__DATA LISTING__.
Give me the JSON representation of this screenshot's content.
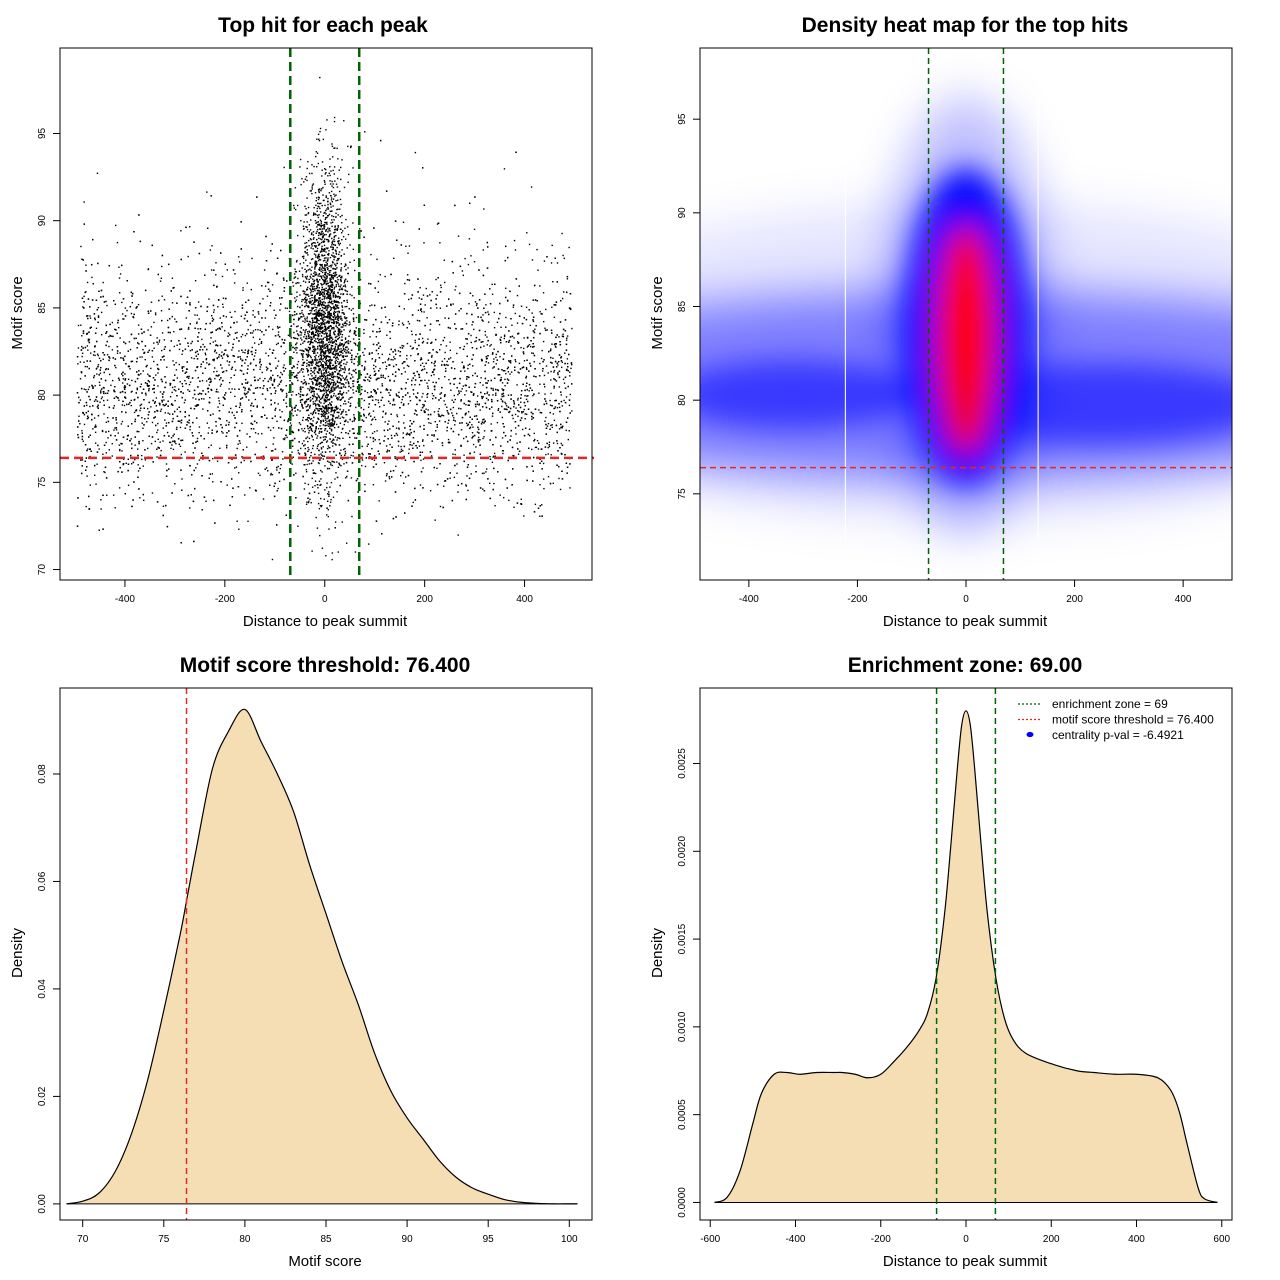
{
  "colors": {
    "points": "#000000",
    "green_line": "#006400",
    "red_line": "#e32626",
    "density_fill": "#f5deb3",
    "heat_low": "#ffffff",
    "heat_mid": "#0000ff",
    "heat_high": "#ff0000"
  },
  "chart_data": [
    {
      "type": "scatter",
      "title": "Top hit for each peak",
      "xlabel": "Distance to peak summit",
      "ylabel": "Motif score",
      "xlim": [
        -530,
        535
      ],
      "ylim": [
        69.4,
        99.9
      ],
      "xticks": [
        -400,
        -200,
        0,
        200,
        400
      ],
      "yticks": [
        70,
        75,
        80,
        85,
        90,
        95
      ],
      "vlines": [
        -69,
        69
      ],
      "hline": 76.4,
      "grid": false,
      "series": [
        {
          "points_note": "approx. 10000 top-hit points: broad background over -495..495 with scores 72-92 (mode ~80), plus a dense central cluster within about +/-60 of the summit with scores 75-98"
        }
      ]
    },
    {
      "type": "heatmap",
      "title": "Density heat map for the top hits",
      "xlabel": "Distance to peak summit",
      "ylabel": "Motif score",
      "xlim": [
        -490,
        490
      ],
      "ylim": [
        70.4,
        98.8
      ],
      "xticks": [
        -400,
        -200,
        0,
        200,
        400
      ],
      "yticks": [
        75,
        80,
        85,
        90,
        95
      ],
      "vlines": [
        -69,
        69
      ],
      "hline": 76.4,
      "grid": false,
      "colorscale": [
        "white",
        "blue",
        "red"
      ]
    },
    {
      "type": "area",
      "title": "Motif score threshold: 76.400",
      "xlabel": "Motif score",
      "ylabel": "Density",
      "xlim": [
        68.6,
        101.4
      ],
      "ylim": [
        -0.003,
        0.096
      ],
      "xticks": [
        70,
        75,
        80,
        85,
        90,
        95,
        100
      ],
      "yticks": [
        0.0,
        0.02,
        0.04,
        0.06,
        0.08
      ],
      "ytick_labels": [
        "0.00",
        "0.02",
        "0.04",
        "0.06",
        "0.08"
      ],
      "vline": 76.4,
      "grid": false,
      "x": [
        69,
        70,
        71,
        72,
        73,
        74,
        75,
        76,
        76.5,
        77,
        78,
        79,
        80,
        81,
        82,
        83,
        84,
        85,
        86,
        87,
        88,
        89,
        90,
        91,
        92,
        93,
        94,
        95,
        96,
        97,
        98,
        99,
        100,
        100.5
      ],
      "y": [
        0.0,
        0.0005,
        0.002,
        0.006,
        0.013,
        0.023,
        0.036,
        0.05,
        0.058,
        0.066,
        0.081,
        0.088,
        0.092,
        0.086,
        0.08,
        0.073,
        0.063,
        0.054,
        0.045,
        0.037,
        0.028,
        0.021,
        0.016,
        0.012,
        0.008,
        0.005,
        0.003,
        0.0018,
        0.0008,
        0.0003,
        0.0001,
        0.0,
        0.0,
        0.0
      ]
    },
    {
      "type": "area",
      "title": "Enrichment zone: 69.00",
      "xlabel": "Distance to peak summit",
      "ylabel": "Density",
      "xlim": [
        -624,
        624
      ],
      "ylim": [
        -0.0001,
        0.00293
      ],
      "xticks": [
        -600,
        -400,
        -200,
        0,
        200,
        400,
        600
      ],
      "yticks": [
        0.0,
        0.0005,
        0.001,
        0.0015,
        0.002,
        0.0025
      ],
      "ytick_labels": [
        "0.0000",
        "0.0005",
        "0.0010",
        "0.0015",
        "0.0020",
        "0.0025"
      ],
      "vlines": [
        -69,
        69
      ],
      "grid": false,
      "legend_position": "top-right",
      "legend": [
        {
          "label": "enrichment zone = 69",
          "kind": "dotted-line",
          "color": "#006400"
        },
        {
          "label": "motif score threshold = 76.400",
          "kind": "dotted-line",
          "color": "#e32626"
        },
        {
          "label": "centrality p-val = -6.4921",
          "kind": "dot",
          "color": "#0000ff"
        }
      ],
      "x": [
        -590,
        -560,
        -530,
        -500,
        -480,
        -450,
        -420,
        -390,
        -350,
        -310,
        -290,
        -260,
        -230,
        -200,
        -170,
        -140,
        -110,
        -90,
        -70,
        -50,
        -35,
        -20,
        -10,
        0,
        10,
        20,
        35,
        50,
        70,
        90,
        110,
        140,
        200,
        260,
        300,
        350,
        400,
        450,
        480,
        500,
        520,
        545,
        560,
        590
      ],
      "y": [
        0.0,
        3e-05,
        0.00018,
        0.00045,
        0.00062,
        0.00073,
        0.00074,
        0.00073,
        0.00074,
        0.00074,
        0.00074,
        0.00073,
        0.00071,
        0.00073,
        0.0008,
        0.00088,
        0.00098,
        0.00108,
        0.00128,
        0.00165,
        0.00205,
        0.00248,
        0.00272,
        0.0028,
        0.00272,
        0.00248,
        0.00205,
        0.00165,
        0.00128,
        0.00105,
        0.00093,
        0.00085,
        0.00079,
        0.00075,
        0.00074,
        0.00073,
        0.00073,
        0.00071,
        0.00064,
        0.00052,
        0.00032,
        8e-05,
        2e-05,
        0.0
      ]
    }
  ]
}
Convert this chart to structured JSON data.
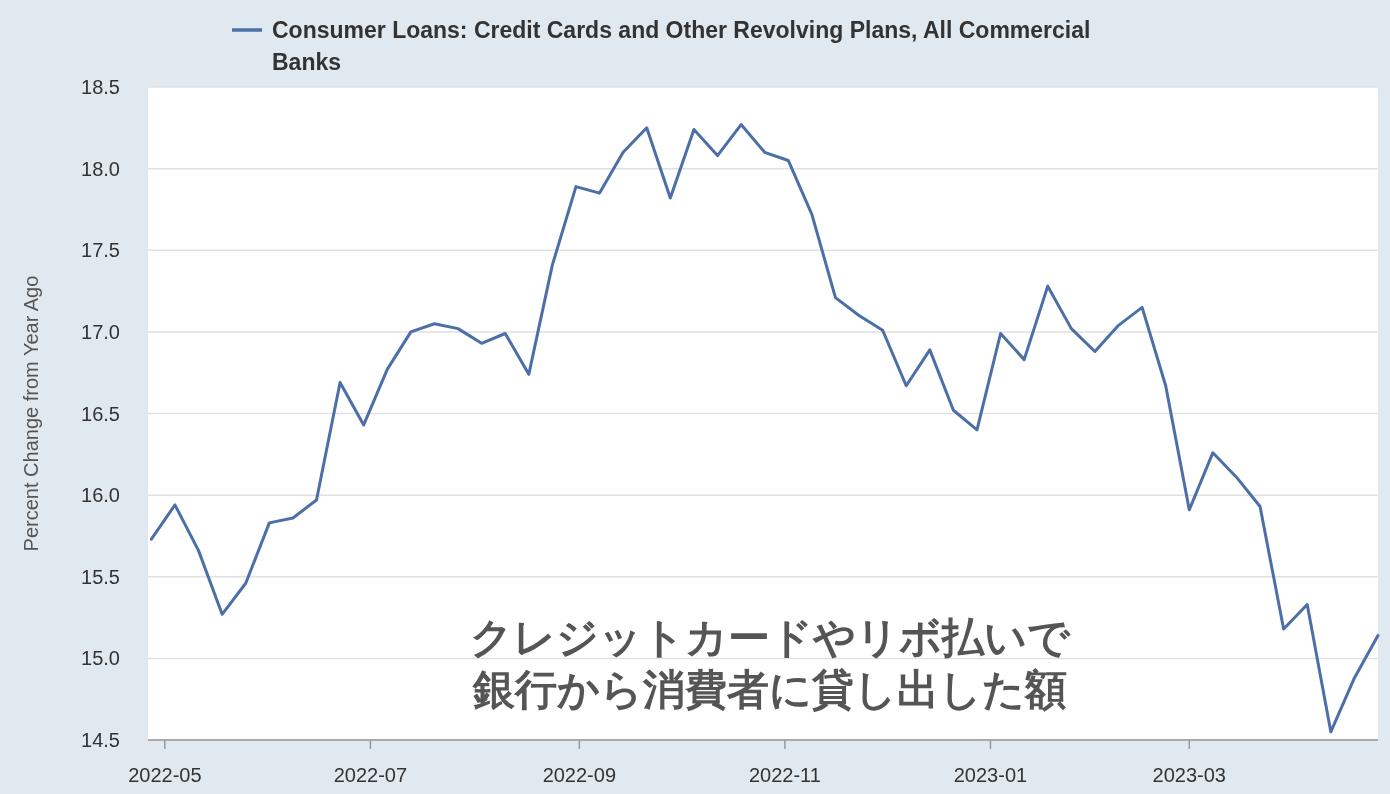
{
  "chart_data": {
    "type": "line",
    "ylabel": "Percent Change from Year Ago",
    "annotations": [
      "クレジットカードやリボ払いで",
      "銀行から消費者に貸し出した額"
    ],
    "x": [
      "2022-04-27",
      "2022-05-04",
      "2022-05-11",
      "2022-05-18",
      "2022-05-25",
      "2022-06-01",
      "2022-06-08",
      "2022-06-15",
      "2022-06-22",
      "2022-06-29",
      "2022-07-06",
      "2022-07-13",
      "2022-07-20",
      "2022-07-27",
      "2022-08-03",
      "2022-08-10",
      "2022-08-17",
      "2022-08-24",
      "2022-08-31",
      "2022-09-07",
      "2022-09-14",
      "2022-09-21",
      "2022-09-28",
      "2022-10-05",
      "2022-10-12",
      "2022-10-19",
      "2022-10-26",
      "2022-11-02",
      "2022-11-09",
      "2022-11-16",
      "2022-11-23",
      "2022-11-30",
      "2022-12-07",
      "2022-12-14",
      "2022-12-21",
      "2022-12-28",
      "2023-01-04",
      "2023-01-11",
      "2023-01-18",
      "2023-01-25",
      "2023-02-01",
      "2023-02-08",
      "2023-02-15",
      "2023-02-22",
      "2023-03-01",
      "2023-03-08",
      "2023-03-15",
      "2023-03-22",
      "2023-03-29",
      "2023-04-05",
      "2023-04-12",
      "2023-04-19",
      "2023-04-26"
    ],
    "series": [
      {
        "name": "Consumer Loans: Credit Cards and Other Revolving Plans, All Commercial Banks",
        "color": "#4b6fa6",
        "values": [
          15.73,
          15.94,
          15.66,
          15.27,
          15.46,
          15.83,
          15.86,
          15.97,
          16.69,
          16.43,
          16.77,
          17.0,
          17.05,
          17.02,
          16.93,
          16.99,
          16.74,
          17.41,
          17.89,
          17.85,
          18.1,
          18.25,
          17.82,
          18.24,
          18.08,
          18.27,
          18.1,
          18.05,
          17.72,
          17.21,
          17.1,
          17.01,
          16.67,
          16.89,
          16.52,
          16.4,
          16.99,
          16.83,
          17.28,
          17.02,
          16.88,
          17.04,
          17.15,
          16.67,
          15.91,
          16.26,
          16.11,
          15.93,
          15.18,
          15.33,
          14.55,
          14.88,
          15.14
        ]
      }
    ],
    "xlim": [
      "2022-04-26",
      "2023-04-26"
    ],
    "xticks": [
      {
        "value": "2022-05-01",
        "label": "2022-05"
      },
      {
        "value": "2022-07-01",
        "label": "2022-07"
      },
      {
        "value": "2022-09-01",
        "label": "2022-09"
      },
      {
        "value": "2022-11-01",
        "label": "2022-11"
      },
      {
        "value": "2023-01-01",
        "label": "2023-01"
      },
      {
        "value": "2023-03-01",
        "label": "2023-03"
      }
    ],
    "ylim": [
      14.5,
      18.5
    ],
    "yticks": [
      {
        "value": 14.5,
        "label": "14.5"
      },
      {
        "value": 15,
        "label": "15.0"
      },
      {
        "value": 15.5,
        "label": "15.5"
      },
      {
        "value": 16,
        "label": "16.0"
      },
      {
        "value": 16.5,
        "label": "16.5"
      },
      {
        "value": 17,
        "label": "17.0"
      },
      {
        "value": 17.5,
        "label": "17.5"
      },
      {
        "value": 18,
        "label": "18.0"
      },
      {
        "value": 18.5,
        "label": "18.5"
      }
    ],
    "grid": "y",
    "legend": "top",
    "line_style": "solid",
    "marker": "none"
  }
}
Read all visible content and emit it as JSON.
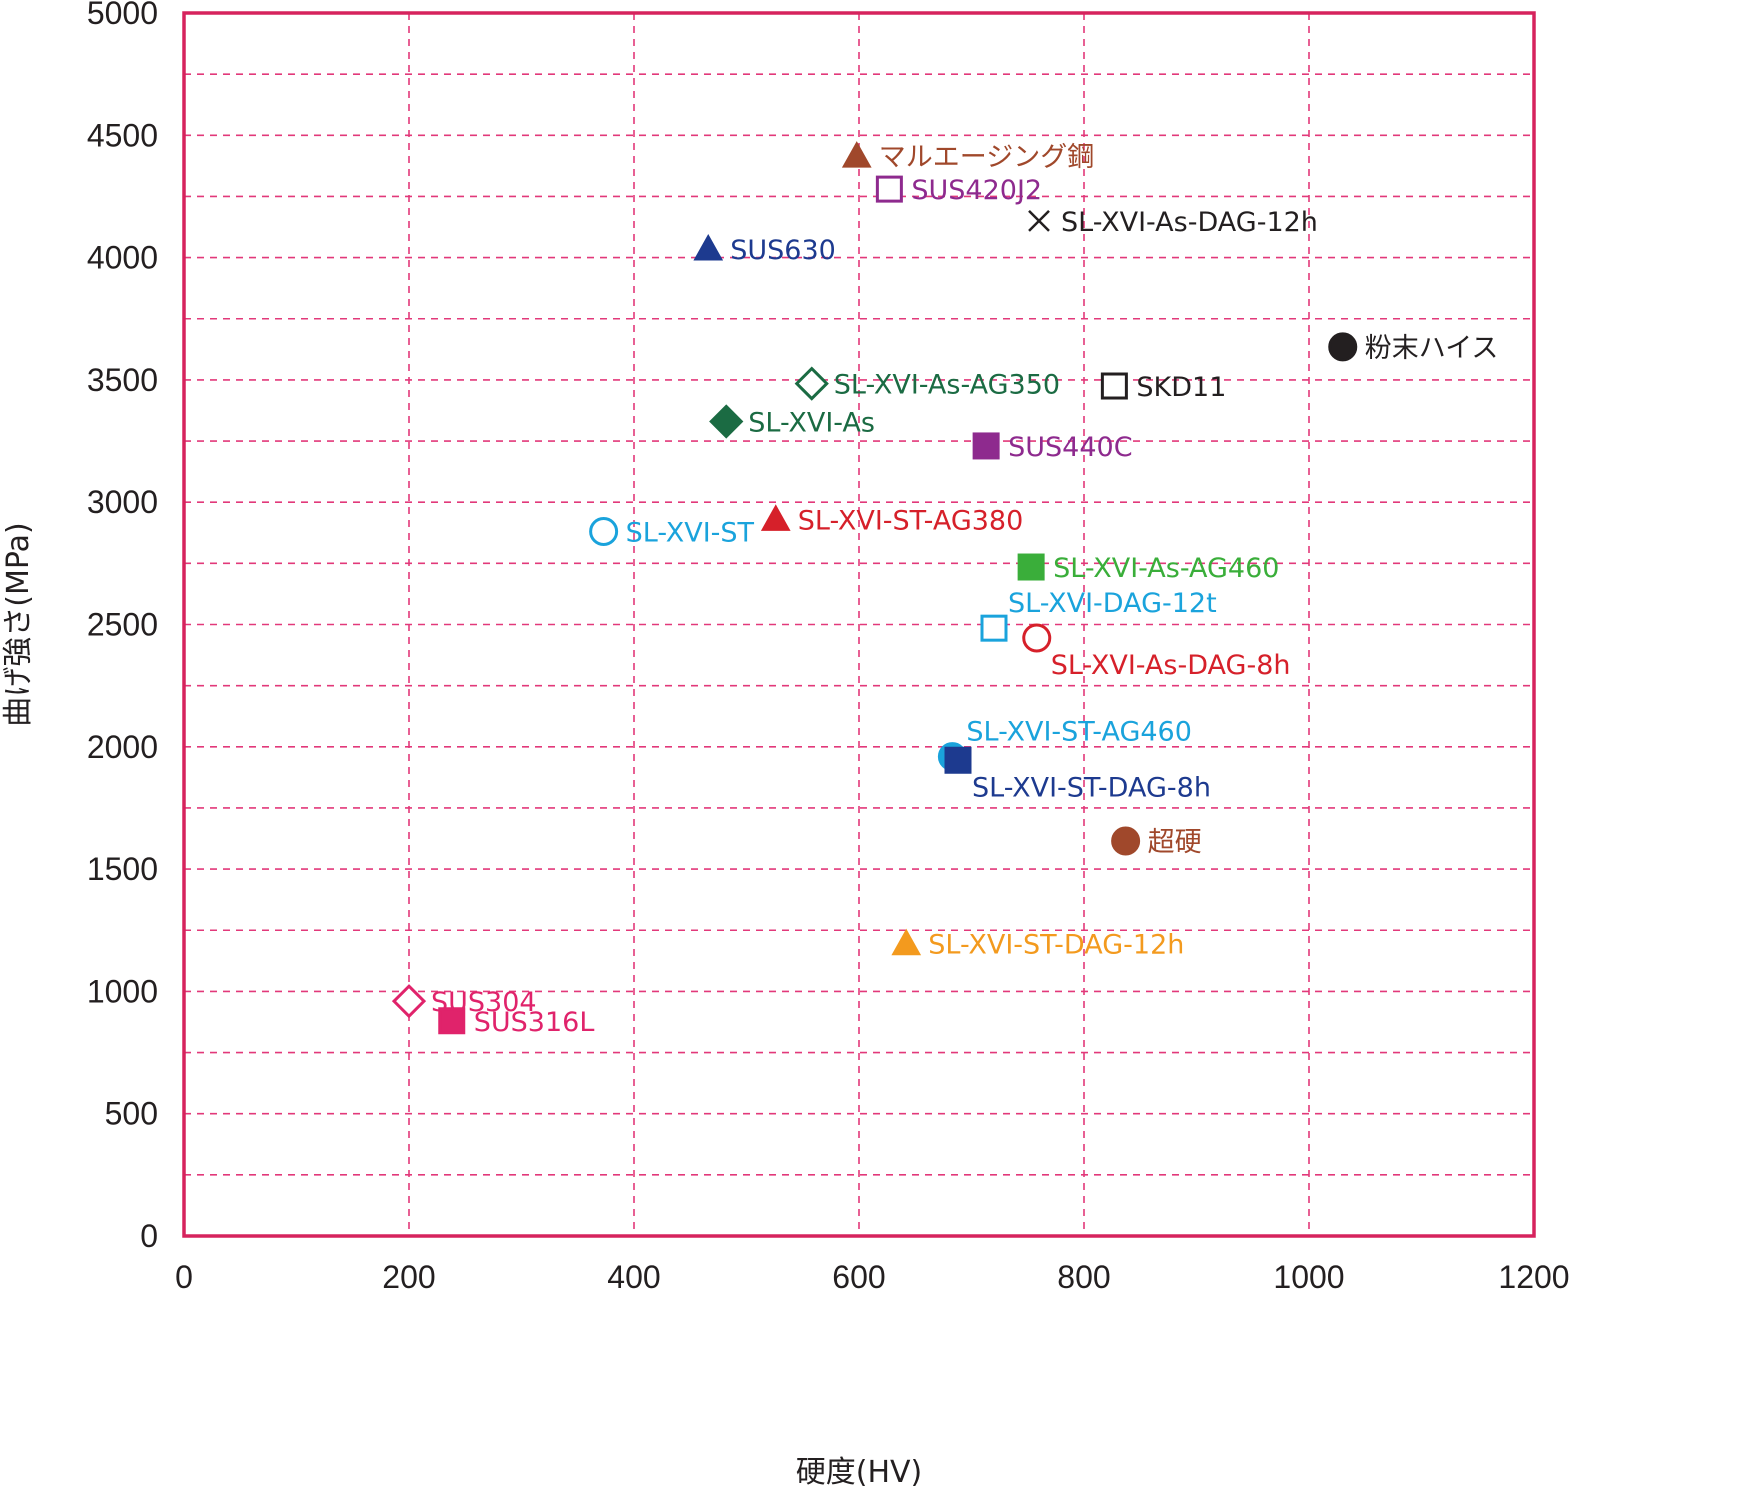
{
  "colors": {
    "frame": "#d6235d",
    "grid": "#e2397a",
    "text": "#231f20"
  },
  "chart_data": {
    "type": "scatter",
    "xlabel": "硬度(HV)",
    "ylabel": "曲げ強さ(MPa)",
    "xlim": [
      0,
      1200
    ],
    "ylim": [
      0,
      5000
    ],
    "xticks": [
      "0",
      "200",
      "400",
      "600",
      "800",
      "1000",
      "1200"
    ],
    "yticks": [
      "0",
      "500",
      "1000",
      "1500",
      "2000",
      "2500",
      "3000",
      "3500",
      "4000",
      "4500",
      "5000"
    ],
    "grid": true,
    "grid_style": "dashed",
    "points": [
      {
        "label": "マルエージング鋼",
        "x": 598,
        "y": 4415,
        "marker": "triangle",
        "filled": true,
        "color": "#a0482b",
        "label_side": "right"
      },
      {
        "label": "SUS420J2",
        "x": 627,
        "y": 4280,
        "marker": "square",
        "filled": false,
        "color": "#8e2a8e",
        "label_side": "right"
      },
      {
        "label": "SL-XVI-As-DAG-12h",
        "x": 760,
        "y": 4150,
        "marker": "x",
        "filled": false,
        "color": "#231f20",
        "label_side": "right"
      },
      {
        "label": "SUS630",
        "x": 466,
        "y": 4035,
        "marker": "triangle",
        "filled": true,
        "color": "#1d3a8f",
        "label_side": "right"
      },
      {
        "label": "粉末ハイス",
        "x": 1030,
        "y": 3635,
        "marker": "circle",
        "filled": true,
        "color": "#231f20",
        "label_side": "right"
      },
      {
        "label": "SL-XVI-As-AG350",
        "x": 558,
        "y": 3485,
        "marker": "diamond",
        "filled": false,
        "color": "#1b6b43",
        "label_side": "right"
      },
      {
        "label": "SKD11",
        "x": 827,
        "y": 3475,
        "marker": "square",
        "filled": false,
        "color": "#231f20",
        "label_side": "right"
      },
      {
        "label": "SL-XVI-As",
        "x": 482,
        "y": 3330,
        "marker": "diamond",
        "filled": true,
        "color": "#1b6b43",
        "label_side": "right"
      },
      {
        "label": "SUS440C",
        "x": 713,
        "y": 3230,
        "marker": "square",
        "filled": true,
        "color": "#8e2a8e",
        "label_side": "right"
      },
      {
        "label": "SL-XVI-ST-AG380",
        "x": 526,
        "y": 2930,
        "marker": "triangle",
        "filled": true,
        "color": "#d6202a",
        "label_side": "right"
      },
      {
        "label": "SL-XVI-ST",
        "x": 373,
        "y": 2880,
        "marker": "circle",
        "filled": false,
        "color": "#1aa3dc",
        "label_side": "right"
      },
      {
        "label": "SL-XVI-As-AG460",
        "x": 753,
        "y": 2735,
        "marker": "square",
        "filled": true,
        "color": "#3aae3a",
        "label_side": "right"
      },
      {
        "label": "SL-XVI-DAG-12t",
        "x": 720,
        "y": 2485,
        "marker": "square",
        "filled": false,
        "color": "#1aa3dc",
        "label_side": "above-right"
      },
      {
        "label": "SL-XVI-As-DAG-8h",
        "x": 758,
        "y": 2445,
        "marker": "circle",
        "filled": false,
        "color": "#d6202a",
        "label_side": "below-right"
      },
      {
        "label": "SL-XVI-ST-AG460",
        "x": 683,
        "y": 1960,
        "marker": "circle",
        "filled": true,
        "color": "#1aa3dc",
        "label_side": "above-right"
      },
      {
        "label": "SL-XVI-ST-DAG-8h",
        "x": 688,
        "y": 1945,
        "marker": "square",
        "filled": true,
        "color": "#1d3a8f",
        "label_side": "below-right"
      },
      {
        "label": "超硬",
        "x": 837,
        "y": 1615,
        "marker": "circle",
        "filled": true,
        "color": "#a0482b",
        "label_side": "right"
      },
      {
        "label": "SL-XVI-ST-DAG-12h",
        "x": 642,
        "y": 1195,
        "marker": "triangle",
        "filled": true,
        "color": "#f39a1e",
        "label_side": "right"
      },
      {
        "label": "SUS304",
        "x": 200,
        "y": 960,
        "marker": "diamond",
        "filled": false,
        "color": "#e0236b",
        "label_side": "right"
      },
      {
        "label": "SUS316L",
        "x": 238,
        "y": 880,
        "marker": "square",
        "filled": true,
        "color": "#e0236b",
        "label_side": "right"
      }
    ]
  }
}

__WORK INSTRUCTIONS__. For each line in the data above that contains the string "JSON", extract the line.

__EXPECTED ANSWER__.
Give me the JSON representation of this screenshot's content.
Convert this chart to structured JSON data.
Read all visible content and emit it as JSON.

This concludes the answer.